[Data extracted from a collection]
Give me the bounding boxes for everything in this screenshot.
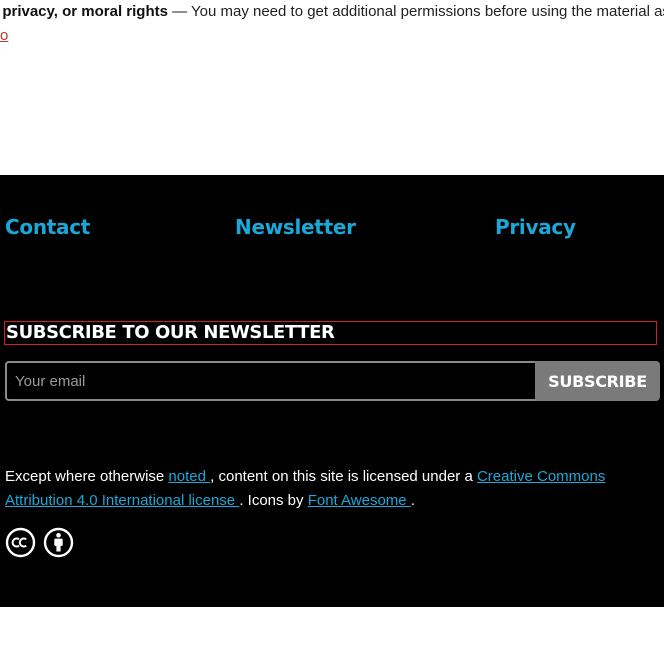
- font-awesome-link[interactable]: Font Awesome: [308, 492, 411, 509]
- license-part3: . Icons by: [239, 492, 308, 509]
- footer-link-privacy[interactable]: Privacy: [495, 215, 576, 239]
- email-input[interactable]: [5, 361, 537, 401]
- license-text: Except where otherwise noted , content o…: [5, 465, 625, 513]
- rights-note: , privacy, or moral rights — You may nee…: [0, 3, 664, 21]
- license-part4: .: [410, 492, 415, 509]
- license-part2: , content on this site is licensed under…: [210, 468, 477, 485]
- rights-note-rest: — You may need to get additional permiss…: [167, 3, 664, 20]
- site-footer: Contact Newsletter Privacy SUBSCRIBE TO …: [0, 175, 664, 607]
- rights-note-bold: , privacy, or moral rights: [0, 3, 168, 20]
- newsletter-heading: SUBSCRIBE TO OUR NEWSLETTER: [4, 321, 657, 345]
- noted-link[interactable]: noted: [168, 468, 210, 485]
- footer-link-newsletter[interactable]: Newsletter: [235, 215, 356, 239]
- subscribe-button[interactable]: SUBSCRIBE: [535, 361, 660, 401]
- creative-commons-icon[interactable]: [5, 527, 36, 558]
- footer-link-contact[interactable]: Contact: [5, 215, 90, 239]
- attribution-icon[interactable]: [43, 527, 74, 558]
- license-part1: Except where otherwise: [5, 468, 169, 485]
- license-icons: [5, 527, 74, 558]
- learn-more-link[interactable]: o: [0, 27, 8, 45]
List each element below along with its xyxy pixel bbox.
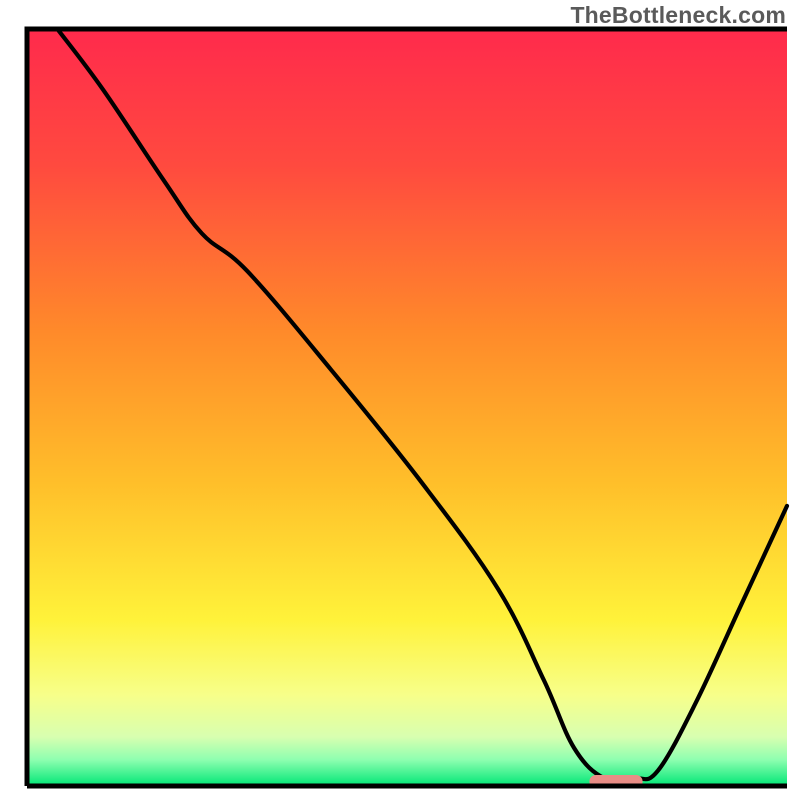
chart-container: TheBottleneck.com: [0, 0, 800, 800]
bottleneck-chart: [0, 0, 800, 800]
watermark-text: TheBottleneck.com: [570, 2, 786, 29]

What is asked: Rewrite the records above with "TheBottleneck.org" substituted for "TheBottleneck.com" wherever it occurs, changing nothing else. Omit the pictures from your answer.

Task answer:
Give me the bounding boxes for everything in this screenshot.
- font-awesome-link[interactable]: Font Awesome: [308, 492, 411, 509]
- license-part3: . Icons by: [239, 492, 308, 509]
- footer-link-privacy[interactable]: Privacy: [495, 215, 576, 239]
- email-input[interactable]: [5, 361, 537, 401]
- license-text: Except where otherwise noted , content o…: [5, 465, 625, 513]
- rights-note: , privacy, or moral rights — You may nee…: [0, 3, 664, 21]
- license-part4: .: [410, 492, 415, 509]
- license-part2: , content on this site is licensed under…: [210, 468, 477, 485]
- rights-note-rest: — You may need to get additional permiss…: [167, 3, 664, 20]
- site-footer: Contact Newsletter Privacy SUBSCRIBE TO …: [0, 175, 664, 607]
- rights-note-bold: , privacy, or moral rights: [0, 3, 168, 20]
- newsletter-heading: SUBSCRIBE TO OUR NEWSLETTER: [4, 321, 657, 345]
- noted-link[interactable]: noted: [168, 468, 210, 485]
- footer-link-newsletter[interactable]: Newsletter: [235, 215, 356, 239]
- subscribe-button[interactable]: SUBSCRIBE: [535, 361, 660, 401]
- creative-commons-icon[interactable]: [5, 527, 36, 558]
- footer-link-contact[interactable]: Contact: [5, 215, 90, 239]
- attribution-icon[interactable]: [43, 527, 74, 558]
- license-part1: Except where otherwise: [5, 468, 169, 485]
- license-icons: [5, 527, 74, 558]
- learn-more-link[interactable]: o: [0, 27, 8, 45]
List each element below along with its xyxy pixel bbox.
chart-container: TheBottleneck.org: [0, 0, 800, 800]
bottleneck-chart: [0, 0, 800, 800]
watermark-text: TheBottleneck.org: [570, 2, 786, 29]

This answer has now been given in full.